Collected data
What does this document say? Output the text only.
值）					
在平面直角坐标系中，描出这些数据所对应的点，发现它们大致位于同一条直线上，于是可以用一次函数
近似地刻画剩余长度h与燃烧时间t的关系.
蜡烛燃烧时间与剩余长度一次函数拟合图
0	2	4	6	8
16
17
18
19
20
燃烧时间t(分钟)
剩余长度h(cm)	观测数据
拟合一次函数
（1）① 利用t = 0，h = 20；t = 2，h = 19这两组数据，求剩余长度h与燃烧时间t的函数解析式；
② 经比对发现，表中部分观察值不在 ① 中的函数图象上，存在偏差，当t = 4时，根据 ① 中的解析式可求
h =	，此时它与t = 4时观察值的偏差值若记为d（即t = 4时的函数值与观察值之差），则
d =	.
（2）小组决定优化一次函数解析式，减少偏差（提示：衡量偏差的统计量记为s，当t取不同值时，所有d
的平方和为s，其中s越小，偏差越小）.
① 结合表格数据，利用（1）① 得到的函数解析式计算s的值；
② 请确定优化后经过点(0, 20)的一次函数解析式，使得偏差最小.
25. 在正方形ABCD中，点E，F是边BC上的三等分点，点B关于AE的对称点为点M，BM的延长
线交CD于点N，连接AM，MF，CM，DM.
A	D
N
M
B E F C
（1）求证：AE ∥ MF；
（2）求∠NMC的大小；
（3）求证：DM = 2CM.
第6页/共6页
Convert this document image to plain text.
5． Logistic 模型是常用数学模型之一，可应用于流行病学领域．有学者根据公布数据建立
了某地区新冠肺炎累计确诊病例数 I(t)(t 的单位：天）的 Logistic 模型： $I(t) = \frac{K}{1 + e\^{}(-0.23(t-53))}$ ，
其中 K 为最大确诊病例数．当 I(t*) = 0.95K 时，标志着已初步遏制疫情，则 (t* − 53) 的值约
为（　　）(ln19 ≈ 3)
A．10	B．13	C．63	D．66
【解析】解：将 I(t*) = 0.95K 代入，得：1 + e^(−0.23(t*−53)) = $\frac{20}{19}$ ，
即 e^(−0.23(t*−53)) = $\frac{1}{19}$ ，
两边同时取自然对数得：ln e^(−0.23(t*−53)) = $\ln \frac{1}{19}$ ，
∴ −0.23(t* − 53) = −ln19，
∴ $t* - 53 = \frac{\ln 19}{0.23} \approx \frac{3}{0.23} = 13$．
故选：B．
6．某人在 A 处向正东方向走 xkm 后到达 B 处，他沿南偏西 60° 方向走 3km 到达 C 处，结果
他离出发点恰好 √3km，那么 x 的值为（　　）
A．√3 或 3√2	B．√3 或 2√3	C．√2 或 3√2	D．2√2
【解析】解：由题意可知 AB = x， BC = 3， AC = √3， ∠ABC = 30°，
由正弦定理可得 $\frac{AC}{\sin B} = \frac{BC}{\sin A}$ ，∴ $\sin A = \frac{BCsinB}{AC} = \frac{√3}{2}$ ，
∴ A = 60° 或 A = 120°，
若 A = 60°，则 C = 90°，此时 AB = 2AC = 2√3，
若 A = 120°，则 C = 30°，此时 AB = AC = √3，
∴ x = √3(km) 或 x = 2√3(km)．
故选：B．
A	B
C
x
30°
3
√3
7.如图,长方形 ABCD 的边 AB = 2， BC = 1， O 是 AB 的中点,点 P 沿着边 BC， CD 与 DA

## WORK TO BE COMPLETED
Retype the listing exactly, in full.

## FULL RESPONSE
What does this document say? Output the text only.
值）					
在平面直角坐标系中，描出这些数据所对应的点，发现它们大致位于同一条直线上，于是可以用一次函数
近似地刻画剩余长度h与燃烧时间t的关系.
蜡烛燃烧时间与剩余长度一次函数拟合图
0	2	4	6	8
16
17
18
19
20
燃烧时间t(分钟)
剩余长度h(cm)	观测数据
拟合一次函数
（1）① 利用t = 0，h = 20；t = 2，h = 19这两组数据，求剩余长度h与燃烧时间t的函数解析式；
② 经比对发现，表中部分观察值不在 ① 中的函数图象上，存在偏差，当t = 4时，根据 ① 中的解析式可求
h =	，此时它与t = 4时观察值的偏差值若记为d（即t = 4时的函数值与观察值之差），则
d =	.
（2）小组决定优化一次函数解析式，减少偏差（提示：衡量偏差的统计量记为s，当t取不同值时，所有d
的平方和为s，其中s越小，偏差越小）.
① 结合表格数据，利用（1）① 得到的函数解析式计算s的值；
② 请确定优化后经过点(0, 20)的一次函数解析式，使得偏差最小.
25. 在正方形ABCD中，点E，F是边BC上的三等分点，点B关于AE的对称点为点M，BM的延长
线交CD于点N，连接AM，MF，CM，DM.
A	D
N
M
B E F C
（1）求证：AE ∥ MF；
（2）求∠NMC的大小；
（3）求证：DM = 2CM.
第6页/共6页
Convert this document image to plain text.
5． Logistic 模型是常用数学模型之一，可应用于流行病学领域．有学者根据公布数据建立
了某地区新冠肺炎累计确诊病例数 I(t)(t 的单位：天）的 Logistic 模型： $I(t) = \frac{K}{1 + e\^{}(-0.23(t-53))}$ ，
其中 K 为最大确诊病例数．当 I(t*) = 0.95K 时，标志着已初步遏制疫情，则 (t* − 53) 的值约
为（　　）(ln19 ≈ 3)
A．10	B．13	C．63	D．66
【解析】解：将 I(t*) = 0.95K 代入，得：1 + e^(−0.23(t*−53)) = $\frac{20}{19}$ ，
即 e^(−0.23(t*−53)) = $\frac{1}{19}$ ，
两边同时取自然对数得：ln e^(−0.23(t*−53)) = $\ln \frac{1}{19}$ ，
∴ −0.23(t* − 53) = −ln19，
∴ $t* - 53 = \frac{\ln 19}{0.23} \approx \frac{3}{0.23} = 13$．
故选：B．
6．某人在 A 处向正东方向走 xkm 后到达 B 处，他沿南偏西 60° 方向走 3km 到达 C 处，结果
他离出发点恰好 √3km，那么 x 的值为（　　）
A．√3 或 3√2	B．√3 或 2√3	C．√2 或 3√2	D．2√2
【解析】解：由题意可知 AB = x， BC = 3， AC = √3， ∠ABC = 30°，
由正弦定理可得 $\frac{AC}{\sin B} = \frac{BC}{\sin A}$ ，∴ $\sin A = \frac{BCsinB}{AC} = \frac{√3}{2}$ ，
∴ A = 60° 或 A = 120°，
若 A = 60°，则 C = 90°，此时 AB = 2AC = 2√3，
若 A = 120°，则 C = 30°，此时 AB = AC = √3，
∴ x = √3(km) 或 x = 2√3(km)．
故选：B．
A	B
C
x
30°
3
√3
7.如图,长方形 ABCD 的边 AB = 2， BC = 1， O 是 AB 的中点,点 P 沿着边 BC， CD 与 DA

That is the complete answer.